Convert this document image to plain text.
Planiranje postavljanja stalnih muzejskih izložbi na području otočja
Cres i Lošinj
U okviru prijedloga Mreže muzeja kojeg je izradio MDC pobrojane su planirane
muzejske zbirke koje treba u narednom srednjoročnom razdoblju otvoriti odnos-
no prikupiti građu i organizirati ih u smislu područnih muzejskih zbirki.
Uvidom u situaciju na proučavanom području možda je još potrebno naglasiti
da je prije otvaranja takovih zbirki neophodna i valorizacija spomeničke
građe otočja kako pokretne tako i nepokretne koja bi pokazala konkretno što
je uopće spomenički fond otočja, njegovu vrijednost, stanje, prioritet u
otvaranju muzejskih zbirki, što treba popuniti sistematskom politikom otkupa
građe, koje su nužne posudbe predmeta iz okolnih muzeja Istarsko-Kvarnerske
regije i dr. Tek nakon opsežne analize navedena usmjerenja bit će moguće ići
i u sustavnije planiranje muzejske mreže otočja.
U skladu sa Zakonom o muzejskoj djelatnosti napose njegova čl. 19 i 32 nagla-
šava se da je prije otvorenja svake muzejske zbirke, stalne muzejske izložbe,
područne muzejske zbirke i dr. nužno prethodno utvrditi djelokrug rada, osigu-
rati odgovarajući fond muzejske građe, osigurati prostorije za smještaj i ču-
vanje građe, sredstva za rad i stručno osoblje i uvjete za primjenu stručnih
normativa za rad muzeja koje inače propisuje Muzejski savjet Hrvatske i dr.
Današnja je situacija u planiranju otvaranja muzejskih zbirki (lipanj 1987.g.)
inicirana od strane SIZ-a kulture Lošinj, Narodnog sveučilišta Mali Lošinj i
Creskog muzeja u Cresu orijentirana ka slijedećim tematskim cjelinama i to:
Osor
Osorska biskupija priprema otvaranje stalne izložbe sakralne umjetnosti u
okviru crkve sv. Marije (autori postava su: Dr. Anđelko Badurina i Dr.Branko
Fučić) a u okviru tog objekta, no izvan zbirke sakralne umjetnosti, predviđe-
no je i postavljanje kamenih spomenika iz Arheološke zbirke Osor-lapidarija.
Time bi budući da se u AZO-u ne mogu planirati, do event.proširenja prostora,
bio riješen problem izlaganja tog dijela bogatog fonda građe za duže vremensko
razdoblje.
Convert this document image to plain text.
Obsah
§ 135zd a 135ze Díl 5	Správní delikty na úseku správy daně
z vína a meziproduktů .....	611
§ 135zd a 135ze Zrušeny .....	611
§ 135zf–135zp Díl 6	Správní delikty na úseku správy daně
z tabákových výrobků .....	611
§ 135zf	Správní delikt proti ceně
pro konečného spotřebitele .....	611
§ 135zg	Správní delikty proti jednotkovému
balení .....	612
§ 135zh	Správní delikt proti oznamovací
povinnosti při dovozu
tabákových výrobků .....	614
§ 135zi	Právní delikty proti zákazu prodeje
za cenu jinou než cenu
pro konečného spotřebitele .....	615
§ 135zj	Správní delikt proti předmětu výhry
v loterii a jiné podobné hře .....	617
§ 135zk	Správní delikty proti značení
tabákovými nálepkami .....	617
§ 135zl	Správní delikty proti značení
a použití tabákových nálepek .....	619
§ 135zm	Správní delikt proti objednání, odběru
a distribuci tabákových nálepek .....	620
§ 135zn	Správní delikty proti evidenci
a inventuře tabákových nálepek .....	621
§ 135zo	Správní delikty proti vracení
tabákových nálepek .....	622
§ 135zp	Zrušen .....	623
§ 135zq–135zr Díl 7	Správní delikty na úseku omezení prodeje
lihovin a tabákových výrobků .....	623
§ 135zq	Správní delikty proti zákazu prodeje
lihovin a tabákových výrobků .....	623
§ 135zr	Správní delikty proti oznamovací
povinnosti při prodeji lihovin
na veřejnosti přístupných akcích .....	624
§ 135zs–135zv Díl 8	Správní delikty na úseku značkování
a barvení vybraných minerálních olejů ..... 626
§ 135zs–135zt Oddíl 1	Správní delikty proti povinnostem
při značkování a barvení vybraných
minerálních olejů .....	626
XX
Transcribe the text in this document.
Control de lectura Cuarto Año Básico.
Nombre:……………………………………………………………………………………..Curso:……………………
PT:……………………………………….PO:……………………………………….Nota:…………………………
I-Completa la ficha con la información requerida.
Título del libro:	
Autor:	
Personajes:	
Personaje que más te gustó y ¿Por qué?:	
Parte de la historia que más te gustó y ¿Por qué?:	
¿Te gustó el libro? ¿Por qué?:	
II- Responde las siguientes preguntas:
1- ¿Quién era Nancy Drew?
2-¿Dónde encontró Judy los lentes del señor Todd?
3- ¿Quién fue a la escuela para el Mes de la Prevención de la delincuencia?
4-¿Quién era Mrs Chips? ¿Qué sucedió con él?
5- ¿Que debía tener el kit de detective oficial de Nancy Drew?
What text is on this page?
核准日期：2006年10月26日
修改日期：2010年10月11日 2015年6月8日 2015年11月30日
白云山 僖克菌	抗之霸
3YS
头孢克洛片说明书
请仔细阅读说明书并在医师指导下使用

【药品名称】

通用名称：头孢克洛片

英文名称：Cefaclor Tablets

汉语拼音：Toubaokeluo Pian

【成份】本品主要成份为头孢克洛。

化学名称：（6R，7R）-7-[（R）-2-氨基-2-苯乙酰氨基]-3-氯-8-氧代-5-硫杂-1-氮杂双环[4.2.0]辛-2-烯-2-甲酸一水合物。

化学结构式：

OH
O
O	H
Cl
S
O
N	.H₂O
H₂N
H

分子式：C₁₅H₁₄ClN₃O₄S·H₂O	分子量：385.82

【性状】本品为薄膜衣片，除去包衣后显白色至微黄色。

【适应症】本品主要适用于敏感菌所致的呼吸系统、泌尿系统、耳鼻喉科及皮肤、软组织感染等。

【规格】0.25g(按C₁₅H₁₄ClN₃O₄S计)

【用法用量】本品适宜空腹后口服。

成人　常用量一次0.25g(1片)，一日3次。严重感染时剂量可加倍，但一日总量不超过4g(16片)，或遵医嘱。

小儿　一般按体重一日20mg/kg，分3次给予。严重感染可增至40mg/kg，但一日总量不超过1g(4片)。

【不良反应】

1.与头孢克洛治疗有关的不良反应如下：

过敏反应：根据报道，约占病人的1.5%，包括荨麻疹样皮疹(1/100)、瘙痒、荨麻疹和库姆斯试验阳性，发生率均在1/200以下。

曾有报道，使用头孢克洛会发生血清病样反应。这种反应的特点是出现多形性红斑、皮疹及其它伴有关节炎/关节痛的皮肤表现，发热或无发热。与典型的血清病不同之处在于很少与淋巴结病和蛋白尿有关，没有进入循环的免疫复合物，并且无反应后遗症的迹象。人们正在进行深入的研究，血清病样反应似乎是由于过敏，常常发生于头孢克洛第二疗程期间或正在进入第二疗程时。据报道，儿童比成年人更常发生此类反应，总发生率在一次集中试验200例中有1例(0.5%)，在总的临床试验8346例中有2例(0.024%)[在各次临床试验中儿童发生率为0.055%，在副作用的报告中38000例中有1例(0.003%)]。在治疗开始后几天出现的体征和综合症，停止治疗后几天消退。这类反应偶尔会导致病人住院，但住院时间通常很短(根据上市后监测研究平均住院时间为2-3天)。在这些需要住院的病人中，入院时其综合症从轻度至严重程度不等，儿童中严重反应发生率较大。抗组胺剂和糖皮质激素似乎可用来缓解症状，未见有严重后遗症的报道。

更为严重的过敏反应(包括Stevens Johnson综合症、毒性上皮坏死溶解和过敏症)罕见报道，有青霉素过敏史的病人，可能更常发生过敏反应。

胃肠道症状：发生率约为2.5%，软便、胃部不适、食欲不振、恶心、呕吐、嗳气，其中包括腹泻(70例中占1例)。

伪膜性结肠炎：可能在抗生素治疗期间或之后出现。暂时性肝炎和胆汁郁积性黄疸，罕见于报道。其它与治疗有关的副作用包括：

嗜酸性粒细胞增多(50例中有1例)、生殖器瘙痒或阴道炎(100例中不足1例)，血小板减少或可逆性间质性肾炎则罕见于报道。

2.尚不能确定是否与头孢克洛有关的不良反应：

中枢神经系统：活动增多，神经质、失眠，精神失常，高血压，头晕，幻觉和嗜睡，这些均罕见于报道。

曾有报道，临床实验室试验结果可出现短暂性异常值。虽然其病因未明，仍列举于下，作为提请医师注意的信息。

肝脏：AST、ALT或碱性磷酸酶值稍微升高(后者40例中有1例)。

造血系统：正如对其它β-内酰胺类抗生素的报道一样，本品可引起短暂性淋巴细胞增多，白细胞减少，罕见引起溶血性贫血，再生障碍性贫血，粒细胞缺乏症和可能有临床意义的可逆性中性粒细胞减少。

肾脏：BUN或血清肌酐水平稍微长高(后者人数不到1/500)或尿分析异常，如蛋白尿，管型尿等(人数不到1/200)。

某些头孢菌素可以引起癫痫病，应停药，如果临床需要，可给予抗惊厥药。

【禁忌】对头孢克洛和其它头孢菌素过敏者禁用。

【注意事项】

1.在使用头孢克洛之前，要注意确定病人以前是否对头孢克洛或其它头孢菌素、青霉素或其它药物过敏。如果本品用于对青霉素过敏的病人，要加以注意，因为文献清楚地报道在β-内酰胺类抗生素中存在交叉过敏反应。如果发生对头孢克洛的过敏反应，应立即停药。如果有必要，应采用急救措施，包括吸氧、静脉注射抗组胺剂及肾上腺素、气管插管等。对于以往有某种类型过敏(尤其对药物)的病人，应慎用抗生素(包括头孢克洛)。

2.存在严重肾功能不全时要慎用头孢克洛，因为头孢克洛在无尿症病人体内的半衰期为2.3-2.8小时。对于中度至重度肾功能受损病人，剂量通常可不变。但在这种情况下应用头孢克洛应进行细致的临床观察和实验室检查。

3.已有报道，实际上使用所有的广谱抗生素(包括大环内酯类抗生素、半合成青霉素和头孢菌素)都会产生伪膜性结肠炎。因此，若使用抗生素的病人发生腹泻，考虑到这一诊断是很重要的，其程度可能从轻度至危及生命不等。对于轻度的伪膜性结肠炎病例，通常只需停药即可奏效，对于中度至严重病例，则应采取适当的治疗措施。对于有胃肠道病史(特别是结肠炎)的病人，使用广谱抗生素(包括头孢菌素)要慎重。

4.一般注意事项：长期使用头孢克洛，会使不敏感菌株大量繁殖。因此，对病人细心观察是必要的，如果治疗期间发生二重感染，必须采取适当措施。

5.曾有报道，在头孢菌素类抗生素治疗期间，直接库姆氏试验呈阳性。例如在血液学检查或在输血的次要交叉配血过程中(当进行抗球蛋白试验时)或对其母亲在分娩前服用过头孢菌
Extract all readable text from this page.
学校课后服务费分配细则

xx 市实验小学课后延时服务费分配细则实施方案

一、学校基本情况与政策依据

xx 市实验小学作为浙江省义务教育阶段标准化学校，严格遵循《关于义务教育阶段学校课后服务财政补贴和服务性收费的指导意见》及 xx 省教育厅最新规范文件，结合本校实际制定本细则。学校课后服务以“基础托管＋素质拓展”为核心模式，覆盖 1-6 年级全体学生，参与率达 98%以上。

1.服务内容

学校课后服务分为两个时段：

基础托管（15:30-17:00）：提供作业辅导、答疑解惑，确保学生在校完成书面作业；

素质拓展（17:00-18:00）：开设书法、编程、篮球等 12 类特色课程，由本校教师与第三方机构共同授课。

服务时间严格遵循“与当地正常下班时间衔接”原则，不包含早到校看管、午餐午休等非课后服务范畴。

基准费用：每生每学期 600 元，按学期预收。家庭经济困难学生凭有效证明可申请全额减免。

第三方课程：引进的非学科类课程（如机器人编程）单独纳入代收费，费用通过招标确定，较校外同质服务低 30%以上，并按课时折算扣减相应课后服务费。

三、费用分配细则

------------------------------------------------------------------------

→ What is expected: Only the lines from the one containing "Extract all readable text from this page." through the end of the material should be reproduced, exactly, with both ends included.

→ Reply to the exercise:
Extract all readable text from this page.
学校课后服务费分配细则

xx 市实验小学课后延时服务费分配细则实施方案

一、学校基本情况与政策依据

xx 市实验小学作为浙江省义务教育阶段标准化学校，严格遵循《关于义务教育阶段学校课后服务财政补贴和服务性收费的指导意见》及 xx 省教育厅最新规范文件，结合本校实际制定本细则。学校课后服务以“基础托管＋素质拓展”为核心模式，覆盖 1-6 年级全体学生，参与率达 98%以上。

1.服务内容

学校课后服务分为两个时段：

基础托管（15:30-17:00）：提供作业辅导、答疑解惑，确保学生在校完成书面作业；

素质拓展（17:00-18:00）：开设书法、编程、篮球等 12 类特色课程，由本校教师与第三方机构共同授课。

服务时间严格遵循“与当地正常下班时间衔接”原则，不包含早到校看管、午餐午休等非课后服务范畴。

基准费用：每生每学期 600 元，按学期预收。家庭经济困难学生凭有效证明可申请全额减免。

第三方课程：引进的非学科类课程（如机器人编程）单独纳入代收费，费用通过招标确定，较校外同质服务低 30%以上，并按课时折算扣减相应课后服务费。

三、费用分配细则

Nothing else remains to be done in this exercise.